Request
Locate each line below that includes "Iter" and reproduce it.
** Start of Given data **
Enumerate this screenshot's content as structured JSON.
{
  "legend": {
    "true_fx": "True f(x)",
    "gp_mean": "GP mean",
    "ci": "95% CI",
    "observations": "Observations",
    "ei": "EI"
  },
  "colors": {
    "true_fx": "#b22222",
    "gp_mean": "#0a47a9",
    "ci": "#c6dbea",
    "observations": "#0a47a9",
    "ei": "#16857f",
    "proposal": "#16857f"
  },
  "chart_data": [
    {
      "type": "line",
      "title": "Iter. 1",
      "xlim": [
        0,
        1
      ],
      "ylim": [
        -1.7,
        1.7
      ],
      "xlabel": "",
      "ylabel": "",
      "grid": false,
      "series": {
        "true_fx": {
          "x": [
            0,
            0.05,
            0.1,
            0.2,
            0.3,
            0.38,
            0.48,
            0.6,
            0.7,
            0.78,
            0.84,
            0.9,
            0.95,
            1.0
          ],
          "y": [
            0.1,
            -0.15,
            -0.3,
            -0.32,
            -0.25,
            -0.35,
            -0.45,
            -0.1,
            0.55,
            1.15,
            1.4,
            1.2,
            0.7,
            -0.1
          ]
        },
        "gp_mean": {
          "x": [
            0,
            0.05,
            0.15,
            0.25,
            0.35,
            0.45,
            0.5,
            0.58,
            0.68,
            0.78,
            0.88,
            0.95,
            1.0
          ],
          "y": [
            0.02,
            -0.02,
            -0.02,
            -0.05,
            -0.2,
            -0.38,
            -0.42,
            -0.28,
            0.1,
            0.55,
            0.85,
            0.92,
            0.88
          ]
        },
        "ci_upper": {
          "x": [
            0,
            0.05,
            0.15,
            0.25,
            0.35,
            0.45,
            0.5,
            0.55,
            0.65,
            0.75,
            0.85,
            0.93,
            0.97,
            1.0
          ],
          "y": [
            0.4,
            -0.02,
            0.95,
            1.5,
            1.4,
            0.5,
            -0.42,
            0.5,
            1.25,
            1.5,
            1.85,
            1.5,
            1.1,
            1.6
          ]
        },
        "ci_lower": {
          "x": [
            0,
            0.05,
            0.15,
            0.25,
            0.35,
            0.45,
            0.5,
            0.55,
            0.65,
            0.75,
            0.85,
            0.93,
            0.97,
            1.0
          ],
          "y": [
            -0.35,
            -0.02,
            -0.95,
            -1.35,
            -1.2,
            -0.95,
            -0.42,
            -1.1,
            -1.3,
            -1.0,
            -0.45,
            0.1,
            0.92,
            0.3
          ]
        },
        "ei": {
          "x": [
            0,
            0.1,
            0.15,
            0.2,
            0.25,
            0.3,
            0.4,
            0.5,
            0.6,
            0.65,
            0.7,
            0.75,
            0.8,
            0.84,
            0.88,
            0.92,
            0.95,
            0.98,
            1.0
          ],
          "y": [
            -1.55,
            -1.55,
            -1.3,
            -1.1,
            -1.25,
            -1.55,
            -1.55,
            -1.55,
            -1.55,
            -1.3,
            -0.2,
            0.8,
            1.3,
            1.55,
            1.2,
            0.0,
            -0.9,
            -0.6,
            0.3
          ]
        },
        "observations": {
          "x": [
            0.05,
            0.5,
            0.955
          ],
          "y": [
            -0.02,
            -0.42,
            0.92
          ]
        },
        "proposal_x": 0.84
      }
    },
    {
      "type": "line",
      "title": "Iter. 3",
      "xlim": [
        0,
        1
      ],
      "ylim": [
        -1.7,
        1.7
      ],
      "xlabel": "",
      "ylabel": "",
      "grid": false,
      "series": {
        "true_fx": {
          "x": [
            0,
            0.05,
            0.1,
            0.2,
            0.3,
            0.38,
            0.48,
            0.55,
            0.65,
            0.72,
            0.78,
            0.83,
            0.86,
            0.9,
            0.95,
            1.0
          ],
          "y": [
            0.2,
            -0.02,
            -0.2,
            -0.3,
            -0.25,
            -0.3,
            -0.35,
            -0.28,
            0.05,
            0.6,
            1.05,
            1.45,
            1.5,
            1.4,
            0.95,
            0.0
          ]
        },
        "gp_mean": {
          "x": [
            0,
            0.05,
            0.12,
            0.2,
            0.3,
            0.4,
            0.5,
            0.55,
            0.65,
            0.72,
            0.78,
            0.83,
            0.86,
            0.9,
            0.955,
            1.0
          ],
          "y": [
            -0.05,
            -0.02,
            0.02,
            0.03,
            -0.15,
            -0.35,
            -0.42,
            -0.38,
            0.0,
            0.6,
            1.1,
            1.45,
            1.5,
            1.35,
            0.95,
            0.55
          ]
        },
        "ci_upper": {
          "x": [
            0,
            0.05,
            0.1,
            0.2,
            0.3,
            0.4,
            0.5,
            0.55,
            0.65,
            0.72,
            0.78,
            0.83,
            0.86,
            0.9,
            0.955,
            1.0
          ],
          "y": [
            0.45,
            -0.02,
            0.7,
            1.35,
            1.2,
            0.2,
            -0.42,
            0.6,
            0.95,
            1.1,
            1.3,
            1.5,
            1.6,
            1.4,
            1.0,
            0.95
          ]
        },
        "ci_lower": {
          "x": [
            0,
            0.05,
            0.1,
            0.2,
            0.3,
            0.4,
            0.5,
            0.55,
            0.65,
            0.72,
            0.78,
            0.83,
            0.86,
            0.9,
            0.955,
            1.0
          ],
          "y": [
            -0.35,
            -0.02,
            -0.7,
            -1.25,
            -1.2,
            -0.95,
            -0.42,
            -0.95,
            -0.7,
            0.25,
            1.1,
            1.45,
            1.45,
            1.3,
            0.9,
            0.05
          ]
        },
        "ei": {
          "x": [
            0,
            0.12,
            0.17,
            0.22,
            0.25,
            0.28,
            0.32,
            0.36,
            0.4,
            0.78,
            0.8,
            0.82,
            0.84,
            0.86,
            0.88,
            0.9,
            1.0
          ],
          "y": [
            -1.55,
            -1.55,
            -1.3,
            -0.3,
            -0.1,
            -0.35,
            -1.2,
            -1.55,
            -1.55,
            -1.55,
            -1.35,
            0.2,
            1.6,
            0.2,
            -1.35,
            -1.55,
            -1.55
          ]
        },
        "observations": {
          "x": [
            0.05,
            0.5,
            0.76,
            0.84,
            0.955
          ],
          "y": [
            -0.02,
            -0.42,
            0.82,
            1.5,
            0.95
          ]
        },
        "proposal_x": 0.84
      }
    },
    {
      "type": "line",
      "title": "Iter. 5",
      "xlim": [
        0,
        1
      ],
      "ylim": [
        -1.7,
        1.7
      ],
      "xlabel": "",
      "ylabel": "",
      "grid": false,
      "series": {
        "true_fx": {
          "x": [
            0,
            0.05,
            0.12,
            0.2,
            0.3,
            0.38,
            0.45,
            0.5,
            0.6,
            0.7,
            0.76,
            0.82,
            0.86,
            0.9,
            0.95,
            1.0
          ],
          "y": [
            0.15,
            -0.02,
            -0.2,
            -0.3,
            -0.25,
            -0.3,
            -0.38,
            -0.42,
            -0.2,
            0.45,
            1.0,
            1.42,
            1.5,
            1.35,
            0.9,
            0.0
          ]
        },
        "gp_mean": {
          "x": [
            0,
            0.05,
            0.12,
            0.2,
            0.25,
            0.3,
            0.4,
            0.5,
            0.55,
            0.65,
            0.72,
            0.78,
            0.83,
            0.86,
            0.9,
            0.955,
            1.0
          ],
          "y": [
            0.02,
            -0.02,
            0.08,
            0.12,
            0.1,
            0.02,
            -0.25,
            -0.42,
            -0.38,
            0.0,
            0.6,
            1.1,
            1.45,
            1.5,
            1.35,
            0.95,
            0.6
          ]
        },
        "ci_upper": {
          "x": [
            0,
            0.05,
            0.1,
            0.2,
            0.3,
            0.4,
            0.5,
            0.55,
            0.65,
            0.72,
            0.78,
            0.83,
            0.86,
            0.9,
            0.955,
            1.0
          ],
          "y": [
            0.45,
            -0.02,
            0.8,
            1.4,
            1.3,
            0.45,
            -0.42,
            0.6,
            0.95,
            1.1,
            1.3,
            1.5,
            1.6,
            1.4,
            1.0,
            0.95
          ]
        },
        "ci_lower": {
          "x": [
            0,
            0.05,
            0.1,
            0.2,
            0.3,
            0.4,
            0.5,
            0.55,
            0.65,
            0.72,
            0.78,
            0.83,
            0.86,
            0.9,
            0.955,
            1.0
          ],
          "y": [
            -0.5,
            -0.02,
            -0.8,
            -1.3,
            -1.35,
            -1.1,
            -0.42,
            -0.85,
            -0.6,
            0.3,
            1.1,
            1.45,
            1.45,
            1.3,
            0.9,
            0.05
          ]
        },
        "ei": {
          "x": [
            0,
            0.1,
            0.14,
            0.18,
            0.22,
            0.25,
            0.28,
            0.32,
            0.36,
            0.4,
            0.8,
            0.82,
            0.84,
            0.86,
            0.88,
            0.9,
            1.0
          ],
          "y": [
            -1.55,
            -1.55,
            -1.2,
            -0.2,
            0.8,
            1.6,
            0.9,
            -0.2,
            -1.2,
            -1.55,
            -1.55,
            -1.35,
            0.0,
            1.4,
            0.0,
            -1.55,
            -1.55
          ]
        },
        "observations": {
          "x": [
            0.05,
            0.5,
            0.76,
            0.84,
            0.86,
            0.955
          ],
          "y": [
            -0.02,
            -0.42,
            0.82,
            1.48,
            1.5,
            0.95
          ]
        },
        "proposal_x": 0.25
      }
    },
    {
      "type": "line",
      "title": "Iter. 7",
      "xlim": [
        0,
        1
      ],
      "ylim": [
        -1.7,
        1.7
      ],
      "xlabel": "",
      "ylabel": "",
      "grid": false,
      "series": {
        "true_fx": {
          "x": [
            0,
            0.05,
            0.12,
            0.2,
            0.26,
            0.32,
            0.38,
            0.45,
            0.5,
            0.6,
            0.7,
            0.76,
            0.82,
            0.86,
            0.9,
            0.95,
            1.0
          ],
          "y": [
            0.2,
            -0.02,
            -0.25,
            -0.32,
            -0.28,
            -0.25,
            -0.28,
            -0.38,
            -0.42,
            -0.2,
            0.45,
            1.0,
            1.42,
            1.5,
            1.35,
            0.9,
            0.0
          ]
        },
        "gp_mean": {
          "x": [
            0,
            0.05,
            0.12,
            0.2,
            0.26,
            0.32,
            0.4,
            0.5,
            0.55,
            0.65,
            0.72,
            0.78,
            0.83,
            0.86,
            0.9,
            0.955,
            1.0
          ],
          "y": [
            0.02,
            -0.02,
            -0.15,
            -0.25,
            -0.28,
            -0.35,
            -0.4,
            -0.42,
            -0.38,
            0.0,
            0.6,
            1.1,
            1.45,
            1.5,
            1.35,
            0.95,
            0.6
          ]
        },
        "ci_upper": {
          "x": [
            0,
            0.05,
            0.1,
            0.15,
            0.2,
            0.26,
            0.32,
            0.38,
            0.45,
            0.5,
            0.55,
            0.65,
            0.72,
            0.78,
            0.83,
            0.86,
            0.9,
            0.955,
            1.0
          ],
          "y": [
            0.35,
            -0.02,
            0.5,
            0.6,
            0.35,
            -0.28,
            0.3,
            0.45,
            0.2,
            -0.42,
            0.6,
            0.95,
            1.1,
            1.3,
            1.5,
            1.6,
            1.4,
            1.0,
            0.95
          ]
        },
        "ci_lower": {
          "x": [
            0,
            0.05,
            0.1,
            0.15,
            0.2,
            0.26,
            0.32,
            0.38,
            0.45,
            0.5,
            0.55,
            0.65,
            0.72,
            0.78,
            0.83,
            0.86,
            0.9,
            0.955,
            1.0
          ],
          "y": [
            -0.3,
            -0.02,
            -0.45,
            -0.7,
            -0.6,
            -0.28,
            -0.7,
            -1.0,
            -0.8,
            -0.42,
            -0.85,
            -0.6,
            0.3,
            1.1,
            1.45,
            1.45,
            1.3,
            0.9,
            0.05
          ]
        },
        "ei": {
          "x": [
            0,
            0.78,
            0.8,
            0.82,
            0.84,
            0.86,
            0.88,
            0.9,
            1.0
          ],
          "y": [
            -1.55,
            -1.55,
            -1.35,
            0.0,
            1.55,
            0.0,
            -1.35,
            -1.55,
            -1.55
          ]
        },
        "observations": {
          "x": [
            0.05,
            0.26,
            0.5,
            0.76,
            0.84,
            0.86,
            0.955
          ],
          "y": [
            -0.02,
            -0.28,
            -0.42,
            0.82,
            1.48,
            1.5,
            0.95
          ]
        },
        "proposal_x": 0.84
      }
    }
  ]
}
** End of Given data **
In response
      "title": "Iter. 1",
      "title": "Iter. 3",
      "title": "Iter. 5",
      "title": "Iter. 7",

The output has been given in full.